=== Given task A ===
According to the Superior Plus press release, on what date did the quarter covered by the announced results end?
=== Given task B ===
Using the Superior Plus press release, explain what supports its headline claim that 2018 results came in at the higher end of guidance.

=== Source text ===

--------------------------------

☰ MENU
Building on our success

Press Releases

February 14, 2019

Superior Plus Corp. Announces Record Fourth Quarter and Full Year Results and Confirms 2018 Results at the Higher End of the AOCF Per Share and Adjusted EBITDA Guidance

TORONTO--(BUSINESS WIRE)-- Superior Plus Corp. (“Superior”) (TSX: SPB) announced today its financial and operating results for the fourth quarter ended December 31, 2018. Unless otherwise expressed, all financial figures are expressed in Canadian dollars.

Superior achieved AOCF before transaction and other costs of $1.91 per share and Adjusted EBITDA of $374.3 million, which were at the higher end of the 2018 Financial Outlook and Adjusted EBITDA guidance.

--------------------------------

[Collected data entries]
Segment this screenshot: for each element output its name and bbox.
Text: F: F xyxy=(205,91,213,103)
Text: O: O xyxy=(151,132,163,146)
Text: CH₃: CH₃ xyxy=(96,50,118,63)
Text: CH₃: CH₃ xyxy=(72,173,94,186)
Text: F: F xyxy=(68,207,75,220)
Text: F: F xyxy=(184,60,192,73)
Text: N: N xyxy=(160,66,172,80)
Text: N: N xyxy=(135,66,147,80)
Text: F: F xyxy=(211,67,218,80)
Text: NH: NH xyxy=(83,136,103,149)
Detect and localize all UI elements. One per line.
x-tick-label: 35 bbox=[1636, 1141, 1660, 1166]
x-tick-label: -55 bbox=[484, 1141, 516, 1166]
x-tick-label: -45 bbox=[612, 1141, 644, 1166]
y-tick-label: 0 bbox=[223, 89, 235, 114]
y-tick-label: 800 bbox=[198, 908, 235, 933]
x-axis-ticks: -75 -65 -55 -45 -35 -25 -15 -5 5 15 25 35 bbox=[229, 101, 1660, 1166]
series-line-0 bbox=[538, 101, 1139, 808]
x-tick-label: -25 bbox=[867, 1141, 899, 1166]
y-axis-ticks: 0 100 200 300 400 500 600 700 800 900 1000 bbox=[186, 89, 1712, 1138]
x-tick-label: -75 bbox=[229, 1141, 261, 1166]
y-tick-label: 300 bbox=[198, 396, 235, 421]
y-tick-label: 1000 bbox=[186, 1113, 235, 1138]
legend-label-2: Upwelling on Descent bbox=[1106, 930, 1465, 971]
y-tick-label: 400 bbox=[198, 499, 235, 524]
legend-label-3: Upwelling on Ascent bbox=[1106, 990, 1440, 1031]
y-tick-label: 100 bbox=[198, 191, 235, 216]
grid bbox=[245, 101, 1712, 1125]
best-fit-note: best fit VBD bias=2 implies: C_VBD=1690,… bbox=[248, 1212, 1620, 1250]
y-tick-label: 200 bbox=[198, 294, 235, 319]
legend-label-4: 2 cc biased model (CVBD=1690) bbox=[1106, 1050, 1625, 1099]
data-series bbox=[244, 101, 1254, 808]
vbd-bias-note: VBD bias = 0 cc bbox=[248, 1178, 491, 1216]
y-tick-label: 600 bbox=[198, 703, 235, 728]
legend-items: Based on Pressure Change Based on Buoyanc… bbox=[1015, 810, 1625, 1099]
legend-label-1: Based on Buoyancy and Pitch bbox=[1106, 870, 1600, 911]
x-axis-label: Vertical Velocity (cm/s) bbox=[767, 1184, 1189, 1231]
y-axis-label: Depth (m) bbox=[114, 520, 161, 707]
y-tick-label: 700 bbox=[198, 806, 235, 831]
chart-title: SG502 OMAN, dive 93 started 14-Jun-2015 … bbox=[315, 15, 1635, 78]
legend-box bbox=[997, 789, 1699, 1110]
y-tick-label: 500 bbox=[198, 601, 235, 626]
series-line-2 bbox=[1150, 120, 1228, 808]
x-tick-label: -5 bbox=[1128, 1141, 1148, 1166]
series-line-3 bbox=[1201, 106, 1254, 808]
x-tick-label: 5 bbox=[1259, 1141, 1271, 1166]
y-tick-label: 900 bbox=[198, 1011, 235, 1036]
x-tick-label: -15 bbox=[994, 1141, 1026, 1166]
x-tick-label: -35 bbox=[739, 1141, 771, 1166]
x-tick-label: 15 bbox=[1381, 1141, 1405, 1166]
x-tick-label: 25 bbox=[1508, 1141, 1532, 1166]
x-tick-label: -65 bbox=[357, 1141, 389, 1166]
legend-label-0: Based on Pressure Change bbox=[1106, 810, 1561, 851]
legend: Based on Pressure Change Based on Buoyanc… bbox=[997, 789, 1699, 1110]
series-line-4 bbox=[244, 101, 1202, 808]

--------------------------------

=== Expected answer A ===
December 31, 2018.

=== Expected answer B ===
Superior reported AOCF before transaction and other costs of $1.91 per share and Adjusted EBITDA of $374.3 million. Both were at the higher end of the 2018 Financial Outlook and Adjusted EBITDA guidance.